### WHAT YOU SHOULD DO
Give only the number of lines that include the string "this".

### DATASET ENTRIES
# # # # #

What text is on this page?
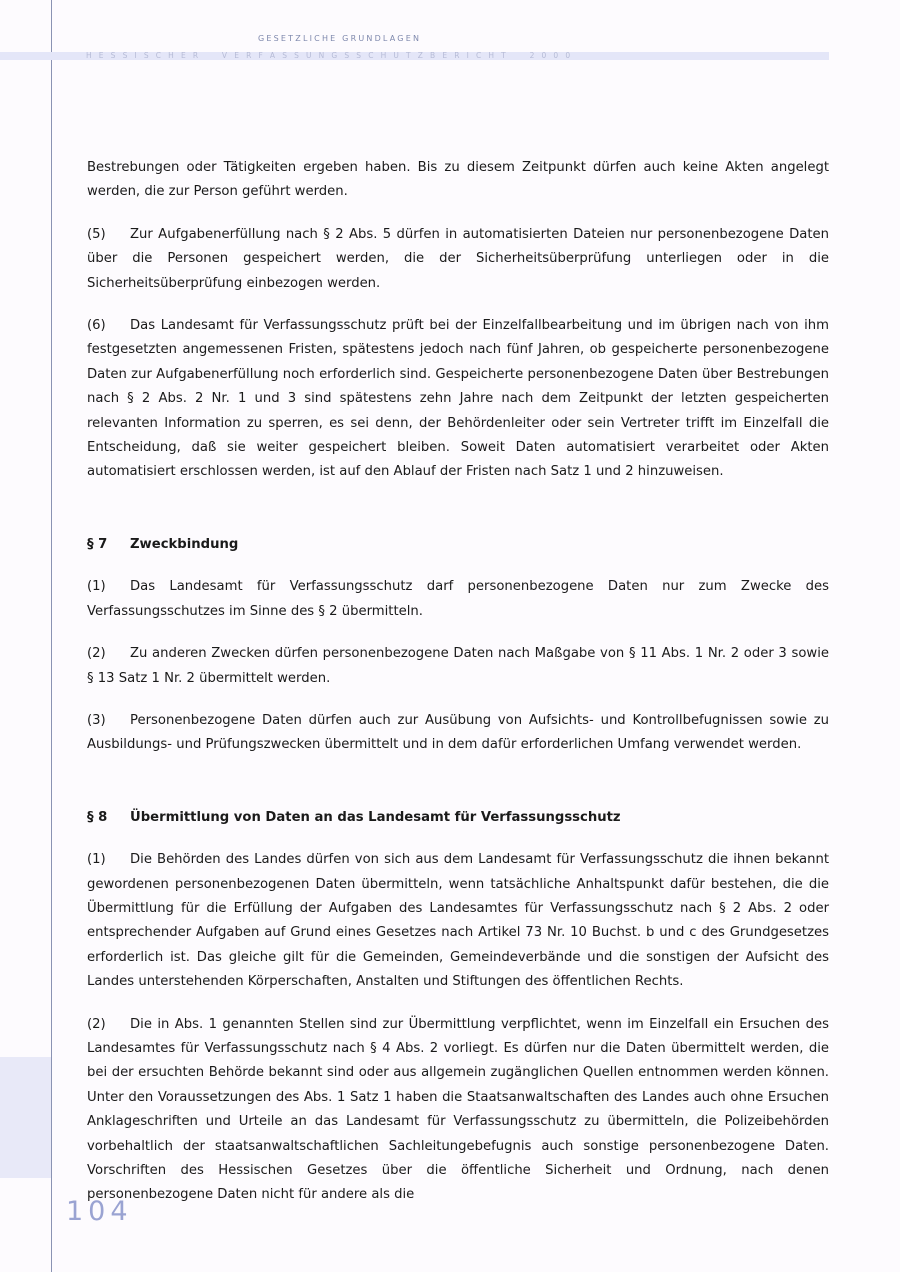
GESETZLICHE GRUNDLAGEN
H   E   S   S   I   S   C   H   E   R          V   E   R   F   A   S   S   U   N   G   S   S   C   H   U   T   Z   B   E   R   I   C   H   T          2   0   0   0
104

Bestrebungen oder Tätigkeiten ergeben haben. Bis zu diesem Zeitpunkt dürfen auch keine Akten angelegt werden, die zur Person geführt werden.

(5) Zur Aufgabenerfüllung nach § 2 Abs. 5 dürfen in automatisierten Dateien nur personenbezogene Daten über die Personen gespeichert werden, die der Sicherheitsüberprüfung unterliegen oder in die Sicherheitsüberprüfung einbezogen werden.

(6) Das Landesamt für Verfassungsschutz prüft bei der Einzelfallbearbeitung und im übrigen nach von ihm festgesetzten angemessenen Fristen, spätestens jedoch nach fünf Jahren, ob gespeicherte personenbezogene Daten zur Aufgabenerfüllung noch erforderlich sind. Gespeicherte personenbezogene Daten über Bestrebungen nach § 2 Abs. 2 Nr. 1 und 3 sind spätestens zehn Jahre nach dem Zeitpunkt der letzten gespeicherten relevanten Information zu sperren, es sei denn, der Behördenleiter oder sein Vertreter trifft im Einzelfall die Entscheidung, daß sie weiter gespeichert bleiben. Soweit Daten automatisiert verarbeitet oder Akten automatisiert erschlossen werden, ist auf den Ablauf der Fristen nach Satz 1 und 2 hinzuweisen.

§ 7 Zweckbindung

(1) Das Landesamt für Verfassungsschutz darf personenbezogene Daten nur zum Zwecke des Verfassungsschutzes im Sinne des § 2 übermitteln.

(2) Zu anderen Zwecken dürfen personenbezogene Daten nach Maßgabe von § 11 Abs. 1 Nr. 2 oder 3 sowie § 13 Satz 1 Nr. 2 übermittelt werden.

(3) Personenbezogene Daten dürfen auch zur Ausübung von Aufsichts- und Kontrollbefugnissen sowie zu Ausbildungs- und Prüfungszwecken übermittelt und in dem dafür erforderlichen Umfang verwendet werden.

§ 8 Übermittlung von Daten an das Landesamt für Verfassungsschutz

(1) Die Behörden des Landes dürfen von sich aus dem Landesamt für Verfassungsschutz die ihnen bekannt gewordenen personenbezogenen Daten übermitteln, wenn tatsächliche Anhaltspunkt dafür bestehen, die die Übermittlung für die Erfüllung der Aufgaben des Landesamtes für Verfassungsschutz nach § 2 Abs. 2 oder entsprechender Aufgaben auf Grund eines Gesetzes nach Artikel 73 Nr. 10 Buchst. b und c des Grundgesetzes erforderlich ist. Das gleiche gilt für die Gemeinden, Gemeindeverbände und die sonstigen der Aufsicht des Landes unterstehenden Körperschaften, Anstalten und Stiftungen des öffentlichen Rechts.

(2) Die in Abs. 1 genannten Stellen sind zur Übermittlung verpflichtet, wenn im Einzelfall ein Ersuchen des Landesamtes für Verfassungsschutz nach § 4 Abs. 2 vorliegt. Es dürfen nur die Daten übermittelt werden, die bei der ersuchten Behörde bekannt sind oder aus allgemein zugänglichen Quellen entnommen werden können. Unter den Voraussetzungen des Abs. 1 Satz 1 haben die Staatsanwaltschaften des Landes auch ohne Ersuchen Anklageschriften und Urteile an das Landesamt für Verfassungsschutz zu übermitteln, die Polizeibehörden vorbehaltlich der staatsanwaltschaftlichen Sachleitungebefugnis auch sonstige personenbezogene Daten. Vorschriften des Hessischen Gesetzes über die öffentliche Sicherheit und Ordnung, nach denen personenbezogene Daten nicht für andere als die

# # # # #

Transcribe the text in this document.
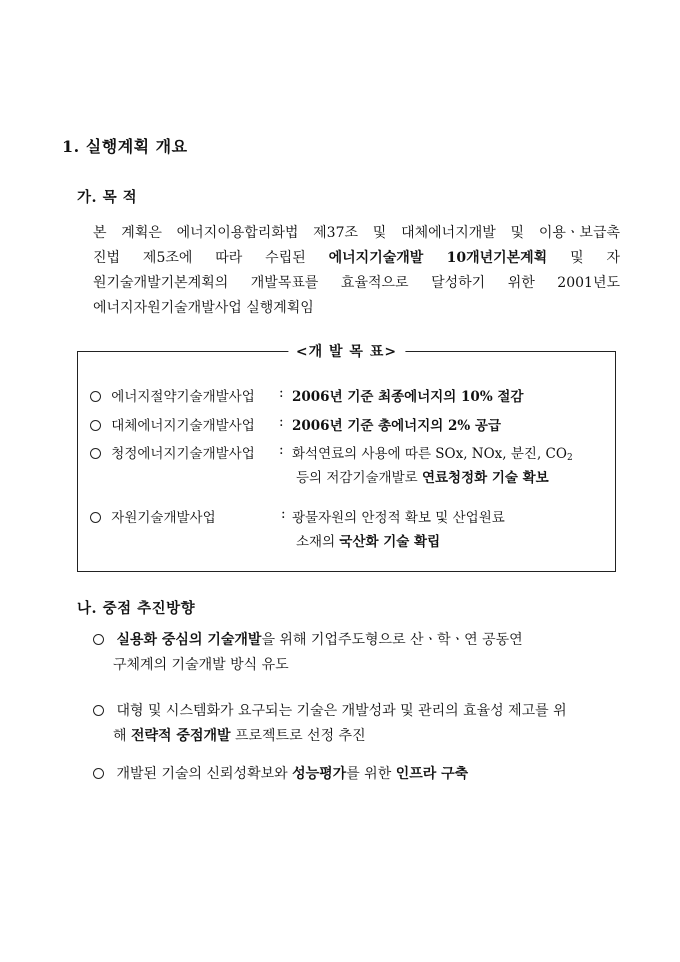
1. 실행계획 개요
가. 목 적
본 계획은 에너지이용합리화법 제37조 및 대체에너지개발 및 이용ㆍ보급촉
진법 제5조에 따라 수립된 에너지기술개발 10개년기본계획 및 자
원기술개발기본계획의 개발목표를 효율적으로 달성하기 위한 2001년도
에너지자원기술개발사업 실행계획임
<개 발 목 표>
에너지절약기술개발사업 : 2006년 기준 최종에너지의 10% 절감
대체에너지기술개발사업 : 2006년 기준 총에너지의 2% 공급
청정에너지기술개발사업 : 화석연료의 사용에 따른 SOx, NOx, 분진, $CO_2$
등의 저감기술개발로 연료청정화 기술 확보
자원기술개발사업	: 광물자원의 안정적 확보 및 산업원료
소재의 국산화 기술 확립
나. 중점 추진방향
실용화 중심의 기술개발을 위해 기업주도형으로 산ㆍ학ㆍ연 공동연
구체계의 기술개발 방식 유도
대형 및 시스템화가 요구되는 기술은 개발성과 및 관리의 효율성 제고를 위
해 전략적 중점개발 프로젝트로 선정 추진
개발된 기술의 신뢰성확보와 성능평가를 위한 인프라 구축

# # # # #

### FULL OUTPUT
2